Work to be completed: Give back each entry unchanged, minus pictures.

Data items
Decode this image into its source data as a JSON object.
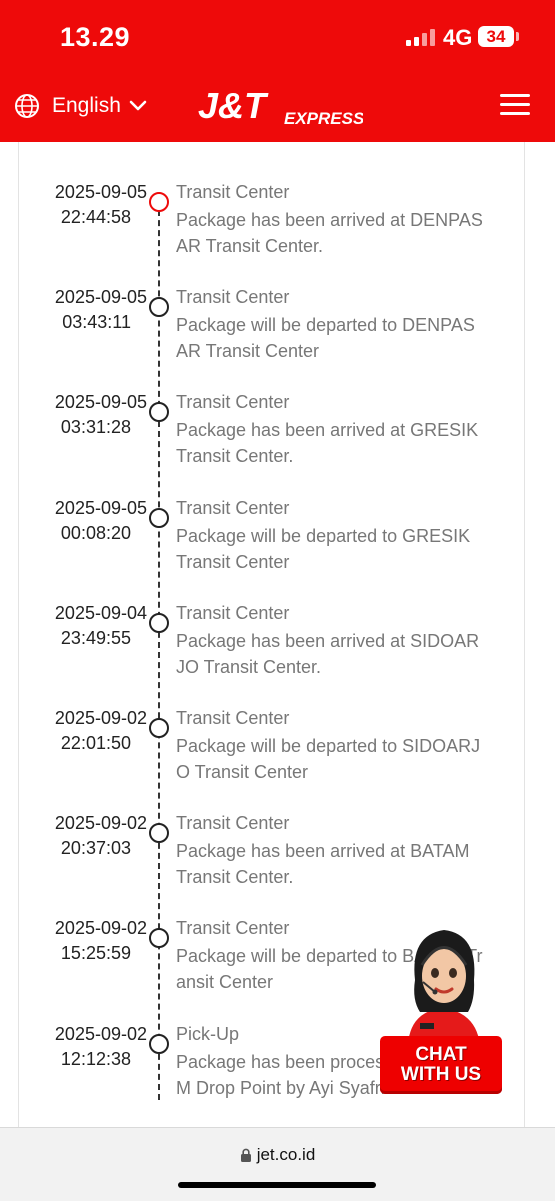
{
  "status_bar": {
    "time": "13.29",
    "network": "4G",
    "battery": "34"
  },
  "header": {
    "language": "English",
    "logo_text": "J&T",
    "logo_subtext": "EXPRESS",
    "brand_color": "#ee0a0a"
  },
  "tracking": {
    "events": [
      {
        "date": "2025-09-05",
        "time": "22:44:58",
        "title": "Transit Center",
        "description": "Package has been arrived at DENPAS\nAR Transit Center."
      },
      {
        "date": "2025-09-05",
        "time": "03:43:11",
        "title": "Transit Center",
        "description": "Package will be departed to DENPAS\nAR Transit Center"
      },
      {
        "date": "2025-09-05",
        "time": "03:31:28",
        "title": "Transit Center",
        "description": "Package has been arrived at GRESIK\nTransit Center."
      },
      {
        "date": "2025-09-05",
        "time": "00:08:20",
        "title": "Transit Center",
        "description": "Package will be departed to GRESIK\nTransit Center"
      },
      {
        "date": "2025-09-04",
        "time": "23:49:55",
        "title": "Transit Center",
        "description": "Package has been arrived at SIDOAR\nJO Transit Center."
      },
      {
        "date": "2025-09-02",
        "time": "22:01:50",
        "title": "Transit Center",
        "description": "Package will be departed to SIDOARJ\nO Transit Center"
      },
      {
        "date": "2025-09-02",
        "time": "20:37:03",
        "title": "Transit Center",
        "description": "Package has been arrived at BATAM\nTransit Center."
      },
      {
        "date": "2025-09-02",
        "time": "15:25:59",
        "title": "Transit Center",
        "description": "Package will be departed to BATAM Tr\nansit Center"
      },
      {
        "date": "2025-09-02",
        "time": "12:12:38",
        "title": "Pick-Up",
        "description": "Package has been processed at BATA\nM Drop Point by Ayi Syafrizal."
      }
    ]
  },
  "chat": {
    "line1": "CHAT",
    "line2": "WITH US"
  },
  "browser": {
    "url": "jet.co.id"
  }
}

Response to the task:
Decode this image into its source data as a JSON object.
{
  "status_bar": {
    "time": "13.29",
    "network": "4G",
    "battery": "34"
  },
  "header": {
    "language": "English",
    "logo_text": "J&T",
    "logo_subtext": "EXPRESS",
    "brand_color": "#ee0a0a"
  },
  "tracking": {
    "events": [
      {
        "date": "2025-09-05",
        "time": "22:44:58",
        "title": "Transit Center",
        "description": "Package has been arrived at DENPAS\nAR Transit Center."
      },
      {
        "date": "2025-09-05",
        "time": "03:43:11",
        "title": "Transit Center",
        "description": "Package will be departed to DENPAS\nAR Transit Center"
      },
      {
        "date": "2025-09-05",
        "time": "03:31:28",
        "title": "Transit Center",
        "description": "Package has been arrived at GRESIK\nTransit Center."
      },
      {
        "date": "2025-09-05",
        "time": "00:08:20",
        "title": "Transit Center",
        "description": "Package will be departed to GRESIK\nTransit Center"
      },
      {
        "date": "2025-09-04",
        "time": "23:49:55",
        "title": "Transit Center",
        "description": "Package has been arrived at SIDOAR\nJO Transit Center."
      },
      {
        "date": "2025-09-02",
        "time": "22:01:50",
        "title": "Transit Center",
        "description": "Package will be departed to SIDOARJ\nO Transit Center"
      },
      {
        "date": "2025-09-02",
        "time": "20:37:03",
        "title": "Transit Center",
        "description": "Package has been arrived at BATAM\nTransit Center."
      },
      {
        "date": "2025-09-02",
        "time": "15:25:59",
        "title": "Transit Center",
        "description": "Package will be departed to BATAM Tr\nansit Center"
      },
      {
        "date": "2025-09-02",
        "time": "12:12:38",
        "title": "Pick-Up",
        "description": "Package has been processed at BATA\nM Drop Point by Ayi Syafrizal."
      }
    ]
  },
  "chat": {
    "line1": "CHAT",
    "line2": "WITH US"
  },
  "browser": {
    "url": "jet.co.id"
  }
}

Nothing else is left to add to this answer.